Write the line that includes "Read out every word on this page." and all subsequent lines, exactly as written, and nothing more.

Collected data
───
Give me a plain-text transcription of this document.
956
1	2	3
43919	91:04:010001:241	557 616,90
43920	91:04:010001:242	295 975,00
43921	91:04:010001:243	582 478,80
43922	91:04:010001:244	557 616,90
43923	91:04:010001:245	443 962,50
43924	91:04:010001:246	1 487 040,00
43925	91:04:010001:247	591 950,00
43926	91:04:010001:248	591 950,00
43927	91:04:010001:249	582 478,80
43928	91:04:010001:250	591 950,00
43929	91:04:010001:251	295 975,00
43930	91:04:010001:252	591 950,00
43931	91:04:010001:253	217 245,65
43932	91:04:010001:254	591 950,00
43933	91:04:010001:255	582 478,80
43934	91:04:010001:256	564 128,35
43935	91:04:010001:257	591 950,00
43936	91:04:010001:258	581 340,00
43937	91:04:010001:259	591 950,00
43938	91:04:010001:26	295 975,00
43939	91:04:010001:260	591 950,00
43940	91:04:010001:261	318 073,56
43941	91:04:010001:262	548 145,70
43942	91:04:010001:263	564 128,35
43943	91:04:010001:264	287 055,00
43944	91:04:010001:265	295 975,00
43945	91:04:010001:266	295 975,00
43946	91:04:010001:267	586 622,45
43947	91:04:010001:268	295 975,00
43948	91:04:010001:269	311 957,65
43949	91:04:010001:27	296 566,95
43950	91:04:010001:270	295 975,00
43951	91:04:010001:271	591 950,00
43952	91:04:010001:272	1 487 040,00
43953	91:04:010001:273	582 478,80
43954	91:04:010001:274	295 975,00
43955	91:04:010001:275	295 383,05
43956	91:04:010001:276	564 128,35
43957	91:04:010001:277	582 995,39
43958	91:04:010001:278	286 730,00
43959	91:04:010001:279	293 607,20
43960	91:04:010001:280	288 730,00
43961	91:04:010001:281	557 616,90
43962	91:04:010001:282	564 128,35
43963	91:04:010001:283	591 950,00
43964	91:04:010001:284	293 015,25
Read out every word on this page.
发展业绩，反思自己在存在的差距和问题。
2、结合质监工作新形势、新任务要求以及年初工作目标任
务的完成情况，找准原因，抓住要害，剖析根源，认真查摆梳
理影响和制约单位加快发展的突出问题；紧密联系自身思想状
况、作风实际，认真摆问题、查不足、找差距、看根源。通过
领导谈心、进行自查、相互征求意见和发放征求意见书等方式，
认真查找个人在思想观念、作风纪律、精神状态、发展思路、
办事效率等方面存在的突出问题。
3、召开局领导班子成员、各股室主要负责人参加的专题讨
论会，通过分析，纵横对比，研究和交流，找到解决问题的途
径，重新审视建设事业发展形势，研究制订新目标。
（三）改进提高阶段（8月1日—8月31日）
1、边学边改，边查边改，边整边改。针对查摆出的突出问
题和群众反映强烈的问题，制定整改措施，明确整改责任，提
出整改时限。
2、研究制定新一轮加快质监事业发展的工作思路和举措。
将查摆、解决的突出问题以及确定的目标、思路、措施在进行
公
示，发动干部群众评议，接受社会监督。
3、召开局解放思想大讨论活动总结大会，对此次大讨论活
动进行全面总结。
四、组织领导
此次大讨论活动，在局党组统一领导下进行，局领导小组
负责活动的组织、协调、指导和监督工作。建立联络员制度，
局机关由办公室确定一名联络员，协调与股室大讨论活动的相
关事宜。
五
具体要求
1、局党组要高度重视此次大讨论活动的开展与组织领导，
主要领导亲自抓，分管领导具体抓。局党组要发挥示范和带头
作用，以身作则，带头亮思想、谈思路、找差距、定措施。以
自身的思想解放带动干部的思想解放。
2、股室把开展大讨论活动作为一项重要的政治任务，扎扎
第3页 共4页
───
## Response to this exercise
Read out every word on this page.
发展业绩，反思自己在存在的差距和问题。
2、结合质监工作新形势、新任务要求以及年初工作目标任
务的完成情况，找准原因，抓住要害，剖析根源，认真查摆梳
理影响和制约单位加快发展的突出问题；紧密联系自身思想状
况、作风实际，认真摆问题、查不足、找差距、看根源。通过
领导谈心、进行自查、相互征求意见和发放征求意见书等方式，
认真查找个人在思想观念、作风纪律、精神状态、发展思路、
办事效率等方面存在的突出问题。
3、召开局领导班子成员、各股室主要负责人参加的专题讨
论会，通过分析，纵横对比，研究和交流，找到解决问题的途
径，重新审视建设事业发展形势，研究制订新目标。
（三）改进提高阶段（8月1日—8月31日）
1、边学边改，边查边改，边整边改。针对查摆出的突出问
题和群众反映强烈的问题，制定整改措施，明确整改责任，提
出整改时限。
2、研究制定新一轮加快质监事业发展的工作思路和举措。
将查摆、解决的突出问题以及确定的目标、思路、措施在进行
公
示，发动干部群众评议，接受社会监督。
3、召开局解放思想大讨论活动总结大会，对此次大讨论活
动进行全面总结。
四、组织领导
此次大讨论活动，在局党组统一领导下进行，局领导小组
负责活动的组织、协调、指导和监督工作。建立联络员制度，
局机关由办公室确定一名联络员，协调与股室大讨论活动的相
关事宜。
五
具体要求
1、局党组要高度重视此次大讨论活动的开展与组织领导，
主要领导亲自抓，分管领导具体抓。局党组要发挥示范和带头
作用，以身作则，带头亮思想、谈思路、找差距、定措施。以
自身的思想解放带动干部的思想解放。
2、股室把开展大讨论活动作为一项重要的政治任务，扎扎
第3页 共4页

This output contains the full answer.